>> start Dataset records
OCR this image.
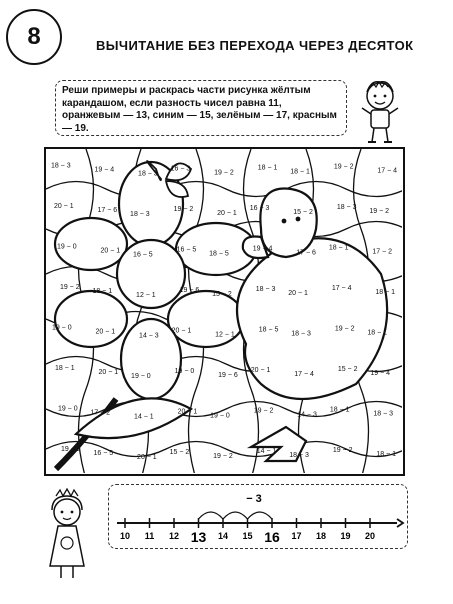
8	ВЫЧИТАНИЕ БЕЗ ПЕРЕХОДА ЧЕРЕЗ ДЕСЯТОК
Реши примеры и раскрась части рисунка жёлтым карандашом, если разность чисел равна 11, оранжевым — 13, синим — 15, зелёным — 17, красным — 19.
18 − 3
19 − 4
18 − 3
16 − 3
19 − 2
18 − 1
18 − 1
19 − 2
17 − 4
20 − 1
17 − 6
18 − 3
19 − 2
20 − 1
16 − 3
15 − 2
18 − 3
19 − 2
19 − 0
20 − 1
16 − 5
16 − 5
18 − 5
19 − 4
17 − 6
18 − 1
17 − 2
19 − 2
18 − 1
12 − 1
19 − 6
15 − 2
18 − 3
20 − 1
17 − 4
18 − 1
19 − 0
20 − 1
14 − 3
20 − 1
12 − 1
18 − 5
18 − 3
19 − 2
18 − 1
18 − 1
20 − 1
19 − 0
19 − 0
19 − 6
20 − 1
17 − 4
15 − 2
19 − 4
19 − 0
17 − 2
14 − 1
20 − 1
19 − 0
19 − 2
14 − 3
18 − 1
18 − 3
19 − 2
16 − 5
20 − 1
15 − 2
19 − 2
14 − 1
18 − 3
19 − 2
18 − 1
− 3
10 11 12 13 14 15 16 17 18 19 20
>> end Dataset records
# Description of the task
Return the material word for word. Pictures are not part of the copy.

# Answer in full
OCR this image.
8	ВЫЧИТАНИЕ БЕЗ ПЕРЕХОДА ЧЕРЕЗ ДЕСЯТОК
Реши примеры и раскрась части рисунка жёлтым карандашом, если разность чисел равна 11, оранжевым — 13, синим — 15, зелёным — 17, красным — 19.
18 − 3
19 − 4
18 − 3
16 − 3
19 − 2
18 − 1
18 − 1
19 − 2
17 − 4
20 − 1
17 − 6
18 − 3
19 − 2
20 − 1
16 − 3
15 − 2
18 − 3
19 − 2
19 − 0
20 − 1
16 − 5
16 − 5
18 − 5
19 − 4
17 − 6
18 − 1
17 − 2
19 − 2
18 − 1
12 − 1
19 − 6
15 − 2
18 − 3
20 − 1
17 − 4
18 − 1
19 − 0
20 − 1
14 − 3
20 − 1
12 − 1
18 − 5
18 − 3
19 − 2
18 − 1
18 − 1
20 − 1
19 − 0
19 − 0
19 − 6
20 − 1
17 − 4
15 − 2
19 − 4
19 − 0
17 − 2
14 − 1
20 − 1
19 − 0
19 − 2
14 − 3
18 − 1
18 − 3
19 − 2
16 − 5
20 − 1
15 − 2
19 − 2
14 − 1
18 − 3
19 − 2
18 − 1
− 3
10 11 12 13 14 15 16 17 18 19 20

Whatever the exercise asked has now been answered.